Challenge ->
Answer with nothing but the number of lines that include the word "Utgående".

Data for this exercise ->

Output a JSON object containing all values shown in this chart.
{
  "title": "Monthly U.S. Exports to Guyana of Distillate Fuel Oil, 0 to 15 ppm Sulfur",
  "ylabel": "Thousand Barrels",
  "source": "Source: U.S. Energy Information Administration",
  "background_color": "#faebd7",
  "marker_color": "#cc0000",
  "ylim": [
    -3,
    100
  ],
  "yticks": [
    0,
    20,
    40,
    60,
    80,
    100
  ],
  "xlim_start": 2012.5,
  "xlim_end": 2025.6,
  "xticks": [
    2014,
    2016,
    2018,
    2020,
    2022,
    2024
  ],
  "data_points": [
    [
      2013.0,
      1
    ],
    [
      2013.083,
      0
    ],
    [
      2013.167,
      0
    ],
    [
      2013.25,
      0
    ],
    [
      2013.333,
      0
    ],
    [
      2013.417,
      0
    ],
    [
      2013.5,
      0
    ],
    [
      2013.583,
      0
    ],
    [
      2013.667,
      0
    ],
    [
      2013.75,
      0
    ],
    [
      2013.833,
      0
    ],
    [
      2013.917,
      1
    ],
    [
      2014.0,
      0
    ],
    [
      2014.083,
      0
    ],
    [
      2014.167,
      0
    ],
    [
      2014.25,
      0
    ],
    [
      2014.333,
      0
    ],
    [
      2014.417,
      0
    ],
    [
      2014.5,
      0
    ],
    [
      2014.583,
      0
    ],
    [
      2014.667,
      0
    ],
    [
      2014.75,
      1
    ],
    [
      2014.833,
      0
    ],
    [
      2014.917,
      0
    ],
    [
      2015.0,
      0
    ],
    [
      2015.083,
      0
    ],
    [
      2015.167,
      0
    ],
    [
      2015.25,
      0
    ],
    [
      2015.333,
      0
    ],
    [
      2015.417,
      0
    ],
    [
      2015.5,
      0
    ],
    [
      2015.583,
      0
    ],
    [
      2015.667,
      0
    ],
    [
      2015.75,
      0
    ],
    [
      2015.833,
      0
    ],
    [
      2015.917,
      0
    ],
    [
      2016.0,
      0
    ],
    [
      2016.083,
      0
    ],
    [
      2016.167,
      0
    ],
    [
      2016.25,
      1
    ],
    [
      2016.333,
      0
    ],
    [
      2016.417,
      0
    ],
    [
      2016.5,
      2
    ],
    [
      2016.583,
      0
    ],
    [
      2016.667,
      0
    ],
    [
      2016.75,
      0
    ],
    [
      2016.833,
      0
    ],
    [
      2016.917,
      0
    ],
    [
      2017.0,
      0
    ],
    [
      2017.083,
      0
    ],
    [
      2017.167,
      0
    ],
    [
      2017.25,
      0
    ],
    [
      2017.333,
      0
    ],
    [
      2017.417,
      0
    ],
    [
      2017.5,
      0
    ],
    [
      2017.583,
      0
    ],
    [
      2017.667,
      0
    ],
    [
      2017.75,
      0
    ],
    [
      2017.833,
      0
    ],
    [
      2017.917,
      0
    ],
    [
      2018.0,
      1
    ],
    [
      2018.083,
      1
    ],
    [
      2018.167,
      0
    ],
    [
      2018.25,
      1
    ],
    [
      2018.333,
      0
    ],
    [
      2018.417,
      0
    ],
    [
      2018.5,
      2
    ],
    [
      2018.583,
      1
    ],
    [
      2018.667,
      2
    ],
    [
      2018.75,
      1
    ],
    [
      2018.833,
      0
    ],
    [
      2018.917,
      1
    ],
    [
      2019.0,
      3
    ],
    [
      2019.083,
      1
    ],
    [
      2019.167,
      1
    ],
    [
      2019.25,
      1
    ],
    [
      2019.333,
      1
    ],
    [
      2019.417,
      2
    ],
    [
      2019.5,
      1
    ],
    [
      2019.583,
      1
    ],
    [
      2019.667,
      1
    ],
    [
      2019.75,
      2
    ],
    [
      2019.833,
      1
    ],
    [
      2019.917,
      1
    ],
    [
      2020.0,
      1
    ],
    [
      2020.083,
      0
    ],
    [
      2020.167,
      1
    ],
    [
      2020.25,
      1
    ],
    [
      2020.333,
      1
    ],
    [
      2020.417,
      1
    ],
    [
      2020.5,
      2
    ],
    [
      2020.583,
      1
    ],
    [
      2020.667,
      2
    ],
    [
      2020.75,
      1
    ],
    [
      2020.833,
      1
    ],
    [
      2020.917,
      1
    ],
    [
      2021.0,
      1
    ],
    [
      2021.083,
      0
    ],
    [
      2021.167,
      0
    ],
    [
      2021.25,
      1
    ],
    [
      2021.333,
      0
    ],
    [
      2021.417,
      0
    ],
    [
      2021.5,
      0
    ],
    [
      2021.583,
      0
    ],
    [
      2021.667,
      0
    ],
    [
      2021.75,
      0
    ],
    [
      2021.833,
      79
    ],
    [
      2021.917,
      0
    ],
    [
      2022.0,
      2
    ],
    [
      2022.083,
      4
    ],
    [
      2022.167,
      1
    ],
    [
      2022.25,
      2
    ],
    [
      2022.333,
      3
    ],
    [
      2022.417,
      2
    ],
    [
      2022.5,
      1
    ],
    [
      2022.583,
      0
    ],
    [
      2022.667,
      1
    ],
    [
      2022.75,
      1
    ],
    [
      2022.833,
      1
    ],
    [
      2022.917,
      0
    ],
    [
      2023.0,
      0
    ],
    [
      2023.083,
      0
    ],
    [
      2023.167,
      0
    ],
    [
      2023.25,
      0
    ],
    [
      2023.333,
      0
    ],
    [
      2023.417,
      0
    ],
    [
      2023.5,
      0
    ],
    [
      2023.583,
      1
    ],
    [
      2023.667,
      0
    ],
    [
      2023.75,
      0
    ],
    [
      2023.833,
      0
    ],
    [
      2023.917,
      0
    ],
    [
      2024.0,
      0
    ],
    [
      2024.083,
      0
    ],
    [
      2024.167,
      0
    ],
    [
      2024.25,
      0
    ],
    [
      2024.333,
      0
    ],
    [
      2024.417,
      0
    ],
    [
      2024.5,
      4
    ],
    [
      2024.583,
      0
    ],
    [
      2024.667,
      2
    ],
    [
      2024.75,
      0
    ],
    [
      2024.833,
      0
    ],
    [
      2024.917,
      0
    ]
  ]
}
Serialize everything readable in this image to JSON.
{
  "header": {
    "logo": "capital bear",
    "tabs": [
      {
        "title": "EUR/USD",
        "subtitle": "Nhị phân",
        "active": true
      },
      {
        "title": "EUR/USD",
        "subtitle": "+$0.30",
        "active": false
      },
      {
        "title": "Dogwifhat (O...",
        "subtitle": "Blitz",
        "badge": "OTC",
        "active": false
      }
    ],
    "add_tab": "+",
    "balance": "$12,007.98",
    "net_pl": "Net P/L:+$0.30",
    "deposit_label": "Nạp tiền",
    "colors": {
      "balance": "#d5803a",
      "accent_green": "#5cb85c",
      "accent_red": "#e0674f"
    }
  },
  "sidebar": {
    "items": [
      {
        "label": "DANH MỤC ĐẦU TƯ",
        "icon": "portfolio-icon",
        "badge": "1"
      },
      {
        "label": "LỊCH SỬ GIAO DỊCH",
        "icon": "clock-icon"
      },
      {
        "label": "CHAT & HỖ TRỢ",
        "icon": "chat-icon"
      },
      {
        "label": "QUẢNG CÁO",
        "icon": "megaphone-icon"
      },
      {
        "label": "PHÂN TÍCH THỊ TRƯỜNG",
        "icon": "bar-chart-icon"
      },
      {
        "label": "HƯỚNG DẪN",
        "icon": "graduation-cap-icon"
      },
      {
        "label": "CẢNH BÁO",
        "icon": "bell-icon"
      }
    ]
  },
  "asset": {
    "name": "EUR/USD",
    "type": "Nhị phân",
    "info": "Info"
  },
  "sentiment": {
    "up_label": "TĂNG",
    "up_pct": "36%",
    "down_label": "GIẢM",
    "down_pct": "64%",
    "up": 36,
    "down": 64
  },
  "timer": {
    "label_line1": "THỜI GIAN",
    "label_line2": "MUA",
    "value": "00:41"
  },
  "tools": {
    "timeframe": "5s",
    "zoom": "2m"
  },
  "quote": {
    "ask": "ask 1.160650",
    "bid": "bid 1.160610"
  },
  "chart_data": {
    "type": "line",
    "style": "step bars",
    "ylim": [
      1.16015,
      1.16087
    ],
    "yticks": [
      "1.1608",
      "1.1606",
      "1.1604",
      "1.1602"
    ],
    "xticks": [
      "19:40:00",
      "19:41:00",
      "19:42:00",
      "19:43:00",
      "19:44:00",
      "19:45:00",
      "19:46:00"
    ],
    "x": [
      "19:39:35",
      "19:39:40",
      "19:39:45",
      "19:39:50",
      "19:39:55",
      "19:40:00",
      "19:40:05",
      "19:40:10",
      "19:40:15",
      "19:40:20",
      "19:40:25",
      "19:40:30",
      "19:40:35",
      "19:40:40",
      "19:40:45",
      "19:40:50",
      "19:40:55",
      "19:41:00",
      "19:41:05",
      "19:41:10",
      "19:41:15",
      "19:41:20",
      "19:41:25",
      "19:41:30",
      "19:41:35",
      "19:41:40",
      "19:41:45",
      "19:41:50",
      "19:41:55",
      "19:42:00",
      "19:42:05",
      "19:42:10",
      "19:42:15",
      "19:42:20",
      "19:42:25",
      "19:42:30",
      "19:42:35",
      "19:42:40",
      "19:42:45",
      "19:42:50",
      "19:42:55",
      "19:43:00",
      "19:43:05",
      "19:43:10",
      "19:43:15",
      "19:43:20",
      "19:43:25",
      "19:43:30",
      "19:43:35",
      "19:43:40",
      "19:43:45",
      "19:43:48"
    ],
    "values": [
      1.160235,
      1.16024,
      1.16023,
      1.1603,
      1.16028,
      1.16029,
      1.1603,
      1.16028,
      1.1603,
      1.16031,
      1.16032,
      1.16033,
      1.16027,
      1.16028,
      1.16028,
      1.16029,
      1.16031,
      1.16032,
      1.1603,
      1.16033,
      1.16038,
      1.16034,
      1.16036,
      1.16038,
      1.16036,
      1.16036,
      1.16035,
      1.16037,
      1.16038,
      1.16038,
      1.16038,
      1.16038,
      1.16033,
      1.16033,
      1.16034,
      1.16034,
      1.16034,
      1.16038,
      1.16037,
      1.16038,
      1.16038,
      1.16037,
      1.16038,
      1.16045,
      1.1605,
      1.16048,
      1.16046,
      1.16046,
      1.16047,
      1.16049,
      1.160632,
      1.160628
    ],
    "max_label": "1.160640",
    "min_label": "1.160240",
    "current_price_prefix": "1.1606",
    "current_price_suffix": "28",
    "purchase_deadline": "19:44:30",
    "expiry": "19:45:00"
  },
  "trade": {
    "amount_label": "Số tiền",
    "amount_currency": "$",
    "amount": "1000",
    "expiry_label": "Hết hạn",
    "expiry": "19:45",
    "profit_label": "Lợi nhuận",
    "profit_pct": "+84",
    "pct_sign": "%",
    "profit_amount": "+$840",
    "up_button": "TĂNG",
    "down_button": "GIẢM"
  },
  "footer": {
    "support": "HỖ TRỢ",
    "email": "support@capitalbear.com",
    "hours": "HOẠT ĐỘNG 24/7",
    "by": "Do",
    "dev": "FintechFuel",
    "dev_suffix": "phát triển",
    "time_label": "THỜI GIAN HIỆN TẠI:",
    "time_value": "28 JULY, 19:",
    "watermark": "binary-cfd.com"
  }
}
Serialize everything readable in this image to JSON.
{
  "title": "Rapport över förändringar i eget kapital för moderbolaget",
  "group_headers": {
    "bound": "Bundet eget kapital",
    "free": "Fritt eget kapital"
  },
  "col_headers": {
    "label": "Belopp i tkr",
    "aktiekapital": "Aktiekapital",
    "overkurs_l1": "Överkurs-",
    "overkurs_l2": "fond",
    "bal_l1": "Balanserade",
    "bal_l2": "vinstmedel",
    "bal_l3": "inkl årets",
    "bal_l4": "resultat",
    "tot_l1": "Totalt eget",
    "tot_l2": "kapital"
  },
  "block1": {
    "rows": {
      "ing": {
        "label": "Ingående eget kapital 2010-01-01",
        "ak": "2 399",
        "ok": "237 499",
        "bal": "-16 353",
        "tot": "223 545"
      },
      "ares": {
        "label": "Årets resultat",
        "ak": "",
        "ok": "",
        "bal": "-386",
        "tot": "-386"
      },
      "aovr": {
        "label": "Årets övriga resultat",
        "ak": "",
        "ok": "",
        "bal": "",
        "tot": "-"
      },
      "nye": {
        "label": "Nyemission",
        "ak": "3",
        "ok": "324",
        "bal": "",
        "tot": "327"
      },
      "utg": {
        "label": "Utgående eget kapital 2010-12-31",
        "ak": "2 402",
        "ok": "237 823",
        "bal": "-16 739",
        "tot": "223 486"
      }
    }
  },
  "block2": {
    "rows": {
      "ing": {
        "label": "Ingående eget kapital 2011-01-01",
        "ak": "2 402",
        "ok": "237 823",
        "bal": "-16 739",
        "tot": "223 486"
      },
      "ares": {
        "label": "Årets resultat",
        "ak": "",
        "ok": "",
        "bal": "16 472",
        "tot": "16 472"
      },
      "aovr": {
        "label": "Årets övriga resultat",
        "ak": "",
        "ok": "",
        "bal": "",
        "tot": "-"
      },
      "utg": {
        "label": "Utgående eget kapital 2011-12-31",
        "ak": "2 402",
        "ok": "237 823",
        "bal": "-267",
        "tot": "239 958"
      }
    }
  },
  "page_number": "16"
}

Written response ->
2